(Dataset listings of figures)
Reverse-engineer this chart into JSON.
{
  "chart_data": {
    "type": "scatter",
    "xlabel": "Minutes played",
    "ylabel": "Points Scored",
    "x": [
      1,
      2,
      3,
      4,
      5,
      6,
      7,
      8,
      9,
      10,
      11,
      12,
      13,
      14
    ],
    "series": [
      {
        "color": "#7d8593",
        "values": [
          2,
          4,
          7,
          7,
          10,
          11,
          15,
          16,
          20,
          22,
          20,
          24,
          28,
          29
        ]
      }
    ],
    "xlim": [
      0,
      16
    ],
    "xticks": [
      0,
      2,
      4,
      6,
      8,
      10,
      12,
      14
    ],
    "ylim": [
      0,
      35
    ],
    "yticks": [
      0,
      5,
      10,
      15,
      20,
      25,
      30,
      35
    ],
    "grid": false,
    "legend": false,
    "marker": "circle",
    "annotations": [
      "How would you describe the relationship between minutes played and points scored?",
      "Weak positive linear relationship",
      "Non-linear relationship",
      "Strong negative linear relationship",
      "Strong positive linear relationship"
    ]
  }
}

What is asked: Exactly as shown, repeat every record.

Exercise result:
Reverse-engineer this chart into JSON.
{
  "chart_data": {
    "type": "scatter",
    "xlabel": "Minutes played",
    "ylabel": "Points Scored",
    "x": [
      1,
      2,
      3,
      4,
      5,
      6,
      7,
      8,
      9,
      10,
      11,
      12,
      13,
      14
    ],
    "series": [
      {
        "color": "#7d8593",
        "values": [
          2,
          4,
          7,
          7,
          10,
          11,
          15,
          16,
          20,
          22,
          20,
          24,
          28,
          29
        ]
      }
    ],
    "xlim": [
      0,
      16
    ],
    "xticks": [
      0,
      2,
      4,
      6,
      8,
      10,
      12,
      14
    ],
    "ylim": [
      0,
      35
    ],
    "yticks": [
      0,
      5,
      10,
      15,
      20,
      25,
      30,
      35
    ],
    "grid": false,
    "legend": false,
    "marker": "circle",
    "annotations": [
      "How would you describe the relationship between minutes played and points scored?",
      "Weak positive linear relationship",
      "Non-linear relationship",
      "Strong negative linear relationship",
      "Strong positive linear relationship"
    ]
  }
}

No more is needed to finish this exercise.